◆ Texte
La Liberté

Les lions ne font pas de vieux os

L’Afrique du Sud est le seul pays à exporter des os de lions issus de l’élevage avec la bénédiction de la CITES. Ce commerce menace les lions sauvages car il stimule la demande en Asie et le trafic illégal

Les bébés lions arrachés très jeunes à leur mère servent d’attraction touristique dans les fermes d’élevage sud-africaines avant d’être abattus à l’âge adulte pour l’exportation d’os. ©Blood Lions
Les bébés lions arrachés très jeunes à leur mère servent d’attraction touristique dans les fermes d’élevage sud-africaines avant d’être abattus à l’âge adulte pour l’exportation d’os. ©Blood Lions

Thierry Jacolet

Publié le 20.08.2019

Temps de lecture estimé : 9 minutes

Afrique du Sud » Il a de la gueule, le Roi Lion, en version pixellisée. Crinière au vent, il trône en mâle respecté sur une savane vierge de toute activité humaine. Comme si rien ne s’était passé depuis le premier volet en 1994. Comme si la magie du cinéma pouvait encore masquer la réalité: vingt-cinq ans après, la moitié des lions sauvages d’Afrique a été décimée.

Sur les 20’000 individus subsistant dans la nature, quelque 2500 à 3000 sont localisés en Afrique du Sud. Bien moins que les spécimens parqués dans plus de 200 fermes d’élevage privé. Entre 8000 et 11’000 vivent derrière des grillages dans des conditions terribles, en attendant d’être réduits à un tas d’os en partance vers l’Asie.

Organismes indépendants, scientifiques, ONG de tout poil dénoncent depuis des années ce commerce nébuleux très lucratif. Elles attendent des mesures de la part de la Conférence des parties de la Convention sur le commerce international des espèces de faune et de flore sauvages menacées d’extinction (CITES) ou COP18 qui se déroule à Genève jusqu’au 28 août.

◆ Exercices
1 – Répondez à ces questions sur l'article consacré aux os de lions.
(a) Dans combien de fermes d'élevage privé les lions sont-ils parqués en Afrique du Sud ?
(b) Combien de lions sauvages sont localisés en Afrique du Sud ?
(c) Jusqu'à quelle date la COP18 se déroule-t-elle à Genève ?
2 – Poursuivez l'article consacré aux os de lions après sa dernière phrase.

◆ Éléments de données
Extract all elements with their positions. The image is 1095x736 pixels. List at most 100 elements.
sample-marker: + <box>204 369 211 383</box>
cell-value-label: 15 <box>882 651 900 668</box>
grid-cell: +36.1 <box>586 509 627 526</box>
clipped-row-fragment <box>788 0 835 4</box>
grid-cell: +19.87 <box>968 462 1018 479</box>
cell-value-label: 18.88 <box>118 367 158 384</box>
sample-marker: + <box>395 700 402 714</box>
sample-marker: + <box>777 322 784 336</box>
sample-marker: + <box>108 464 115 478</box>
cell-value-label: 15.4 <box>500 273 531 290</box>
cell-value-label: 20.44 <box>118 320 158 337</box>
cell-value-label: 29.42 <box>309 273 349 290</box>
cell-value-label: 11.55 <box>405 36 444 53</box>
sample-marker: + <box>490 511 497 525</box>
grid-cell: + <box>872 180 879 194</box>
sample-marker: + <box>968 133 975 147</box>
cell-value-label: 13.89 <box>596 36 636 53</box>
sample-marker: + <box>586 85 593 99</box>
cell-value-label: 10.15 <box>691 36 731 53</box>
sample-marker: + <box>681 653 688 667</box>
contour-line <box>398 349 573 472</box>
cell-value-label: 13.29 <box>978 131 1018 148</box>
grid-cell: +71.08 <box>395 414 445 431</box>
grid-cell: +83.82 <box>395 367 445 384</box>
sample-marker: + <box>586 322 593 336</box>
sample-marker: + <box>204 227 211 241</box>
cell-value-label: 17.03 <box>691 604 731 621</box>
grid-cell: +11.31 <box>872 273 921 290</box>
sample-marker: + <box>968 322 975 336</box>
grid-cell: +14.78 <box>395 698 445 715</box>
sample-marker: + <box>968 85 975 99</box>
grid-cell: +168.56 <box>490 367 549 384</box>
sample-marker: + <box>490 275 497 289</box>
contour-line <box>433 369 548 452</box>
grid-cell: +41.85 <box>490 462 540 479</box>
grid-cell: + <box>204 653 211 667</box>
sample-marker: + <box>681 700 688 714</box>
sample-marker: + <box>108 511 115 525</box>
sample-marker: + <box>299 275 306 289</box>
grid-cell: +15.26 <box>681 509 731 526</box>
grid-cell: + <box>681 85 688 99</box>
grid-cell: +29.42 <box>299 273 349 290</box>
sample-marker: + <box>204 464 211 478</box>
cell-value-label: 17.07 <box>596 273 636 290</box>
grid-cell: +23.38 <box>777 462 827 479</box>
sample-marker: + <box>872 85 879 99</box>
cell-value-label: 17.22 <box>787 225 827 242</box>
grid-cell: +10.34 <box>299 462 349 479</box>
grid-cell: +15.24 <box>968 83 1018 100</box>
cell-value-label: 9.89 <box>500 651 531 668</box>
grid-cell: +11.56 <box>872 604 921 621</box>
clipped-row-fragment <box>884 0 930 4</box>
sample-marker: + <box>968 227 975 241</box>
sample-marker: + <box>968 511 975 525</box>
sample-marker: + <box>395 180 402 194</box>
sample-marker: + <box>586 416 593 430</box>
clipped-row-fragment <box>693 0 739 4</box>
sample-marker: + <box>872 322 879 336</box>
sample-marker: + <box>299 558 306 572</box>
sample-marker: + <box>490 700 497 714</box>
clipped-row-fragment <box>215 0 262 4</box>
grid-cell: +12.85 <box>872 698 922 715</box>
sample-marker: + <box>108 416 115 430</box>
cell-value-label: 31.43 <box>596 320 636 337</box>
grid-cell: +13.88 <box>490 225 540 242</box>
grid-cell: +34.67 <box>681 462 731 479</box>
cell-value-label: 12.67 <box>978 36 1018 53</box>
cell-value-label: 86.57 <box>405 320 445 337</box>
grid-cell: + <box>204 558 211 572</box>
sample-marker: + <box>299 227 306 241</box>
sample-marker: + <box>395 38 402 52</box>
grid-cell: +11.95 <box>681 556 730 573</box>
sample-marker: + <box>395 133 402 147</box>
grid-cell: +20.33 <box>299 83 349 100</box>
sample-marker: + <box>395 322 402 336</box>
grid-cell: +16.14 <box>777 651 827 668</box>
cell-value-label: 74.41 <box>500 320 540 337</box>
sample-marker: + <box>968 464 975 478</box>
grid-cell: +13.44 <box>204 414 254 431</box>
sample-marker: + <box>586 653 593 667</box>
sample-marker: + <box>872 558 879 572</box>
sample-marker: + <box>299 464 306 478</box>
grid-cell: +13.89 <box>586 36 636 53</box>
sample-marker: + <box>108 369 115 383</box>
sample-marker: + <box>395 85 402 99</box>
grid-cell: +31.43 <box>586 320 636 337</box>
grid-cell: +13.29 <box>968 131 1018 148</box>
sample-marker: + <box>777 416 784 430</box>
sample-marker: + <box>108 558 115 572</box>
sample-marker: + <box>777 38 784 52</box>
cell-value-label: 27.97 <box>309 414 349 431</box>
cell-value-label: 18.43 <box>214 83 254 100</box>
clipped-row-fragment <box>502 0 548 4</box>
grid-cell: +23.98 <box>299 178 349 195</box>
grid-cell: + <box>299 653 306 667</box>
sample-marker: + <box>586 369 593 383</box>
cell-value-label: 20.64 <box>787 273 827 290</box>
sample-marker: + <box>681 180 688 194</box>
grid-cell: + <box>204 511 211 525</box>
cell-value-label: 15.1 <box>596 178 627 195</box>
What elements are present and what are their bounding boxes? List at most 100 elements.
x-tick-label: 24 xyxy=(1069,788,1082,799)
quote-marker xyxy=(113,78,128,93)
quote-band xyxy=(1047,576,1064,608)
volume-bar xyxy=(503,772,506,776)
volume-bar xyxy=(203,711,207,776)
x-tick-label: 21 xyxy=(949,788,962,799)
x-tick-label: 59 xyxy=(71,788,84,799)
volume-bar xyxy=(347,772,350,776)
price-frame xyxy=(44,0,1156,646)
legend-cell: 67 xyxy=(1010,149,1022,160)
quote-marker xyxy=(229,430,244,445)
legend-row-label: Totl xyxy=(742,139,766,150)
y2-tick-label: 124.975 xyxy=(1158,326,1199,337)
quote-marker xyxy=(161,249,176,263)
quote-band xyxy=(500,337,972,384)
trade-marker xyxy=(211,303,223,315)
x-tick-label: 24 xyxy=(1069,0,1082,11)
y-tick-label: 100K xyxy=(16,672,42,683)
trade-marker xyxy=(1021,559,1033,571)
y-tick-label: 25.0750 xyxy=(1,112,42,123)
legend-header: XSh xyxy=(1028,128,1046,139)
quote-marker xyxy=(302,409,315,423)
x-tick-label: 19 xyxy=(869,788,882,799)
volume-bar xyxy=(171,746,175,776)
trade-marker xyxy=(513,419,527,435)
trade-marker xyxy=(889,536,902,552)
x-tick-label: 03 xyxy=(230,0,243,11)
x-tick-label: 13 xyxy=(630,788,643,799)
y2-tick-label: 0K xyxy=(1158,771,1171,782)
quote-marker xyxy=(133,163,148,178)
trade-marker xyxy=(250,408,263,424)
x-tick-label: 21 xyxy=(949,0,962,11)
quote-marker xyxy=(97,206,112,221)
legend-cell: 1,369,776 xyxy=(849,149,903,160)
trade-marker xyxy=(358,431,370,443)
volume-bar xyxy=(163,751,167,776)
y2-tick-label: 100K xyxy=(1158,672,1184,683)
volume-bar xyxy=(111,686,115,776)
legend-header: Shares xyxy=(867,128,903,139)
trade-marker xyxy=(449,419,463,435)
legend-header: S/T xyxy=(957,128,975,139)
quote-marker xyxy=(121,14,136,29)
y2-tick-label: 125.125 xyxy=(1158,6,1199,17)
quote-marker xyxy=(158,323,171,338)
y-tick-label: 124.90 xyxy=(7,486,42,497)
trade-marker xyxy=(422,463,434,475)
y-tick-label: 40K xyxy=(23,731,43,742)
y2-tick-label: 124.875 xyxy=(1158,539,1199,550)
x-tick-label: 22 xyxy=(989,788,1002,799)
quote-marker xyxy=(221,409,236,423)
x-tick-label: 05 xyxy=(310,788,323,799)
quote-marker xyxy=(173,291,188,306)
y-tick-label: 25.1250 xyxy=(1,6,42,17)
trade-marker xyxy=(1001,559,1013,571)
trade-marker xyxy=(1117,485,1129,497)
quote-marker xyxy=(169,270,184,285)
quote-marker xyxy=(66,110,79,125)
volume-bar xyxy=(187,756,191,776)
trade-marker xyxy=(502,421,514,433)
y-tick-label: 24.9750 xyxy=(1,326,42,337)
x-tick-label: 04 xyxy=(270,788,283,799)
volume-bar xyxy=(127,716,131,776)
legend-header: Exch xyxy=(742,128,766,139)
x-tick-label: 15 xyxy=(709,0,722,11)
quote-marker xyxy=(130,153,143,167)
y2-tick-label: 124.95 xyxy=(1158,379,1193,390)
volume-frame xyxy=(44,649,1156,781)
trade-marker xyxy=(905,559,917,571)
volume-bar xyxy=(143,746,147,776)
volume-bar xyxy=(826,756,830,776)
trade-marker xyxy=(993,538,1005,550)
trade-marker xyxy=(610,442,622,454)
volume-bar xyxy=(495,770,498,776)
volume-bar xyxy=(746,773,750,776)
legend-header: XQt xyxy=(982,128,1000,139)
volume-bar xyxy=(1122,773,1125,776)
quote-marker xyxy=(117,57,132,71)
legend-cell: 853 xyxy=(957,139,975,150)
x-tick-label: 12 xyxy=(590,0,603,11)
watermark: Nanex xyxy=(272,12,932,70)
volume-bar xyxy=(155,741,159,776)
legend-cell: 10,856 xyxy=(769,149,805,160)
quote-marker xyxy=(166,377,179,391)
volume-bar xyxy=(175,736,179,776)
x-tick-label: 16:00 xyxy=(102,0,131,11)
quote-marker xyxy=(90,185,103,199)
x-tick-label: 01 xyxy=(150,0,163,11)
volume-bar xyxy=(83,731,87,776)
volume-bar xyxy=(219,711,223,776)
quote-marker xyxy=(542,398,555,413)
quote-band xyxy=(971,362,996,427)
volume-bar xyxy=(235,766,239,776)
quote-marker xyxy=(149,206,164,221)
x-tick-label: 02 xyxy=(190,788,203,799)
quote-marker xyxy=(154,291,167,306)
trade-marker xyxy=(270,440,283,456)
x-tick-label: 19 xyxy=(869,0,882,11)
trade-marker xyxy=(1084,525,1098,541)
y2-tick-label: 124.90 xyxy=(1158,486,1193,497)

◆ Corrigé
1 –
(a) Plus de 200.
(b) Quelque 2500 à 3000.
(c) Jusqu'au 28 août.

2 –
1. Comment fonctionne l’industrie du lion?

La chasse pour un duo mâle-femelle? 22’000 francs. Un crâne d’adulte? 1000 francs. Un kilo d’os? Au moins 150 francs. L’Afrique du Sud a fait du lion un produit commercial recyclable de la tête aux pieds. Il est le seul pays du monde à vendre légalement depuis 2016 des parties du corps de lions d’élevage, avec la bénédiction de la CITES. Mais c’est depuis les années 2000 que cette industrie du lion brasse des millions de dollars sur le dos des fauves en captivité.

Les touristes paient pour porter des lionceaux arrachés à leur mère trois jours après leur naissance ou caresser des jeunes aux côtés d’autres félins. Adultes, ils servent de cibles aux visiteurs avides de trophées au cours de «chasses en boîte», sorte de tire-pipe dans des enclos. Le crâne est ensuite vendu comme trophée, les os comme produits pour la médecine traditionnelle asiatique, les griffes et les dents comme bibelots.

2. Pourquoi ce commerce est-il si juteux?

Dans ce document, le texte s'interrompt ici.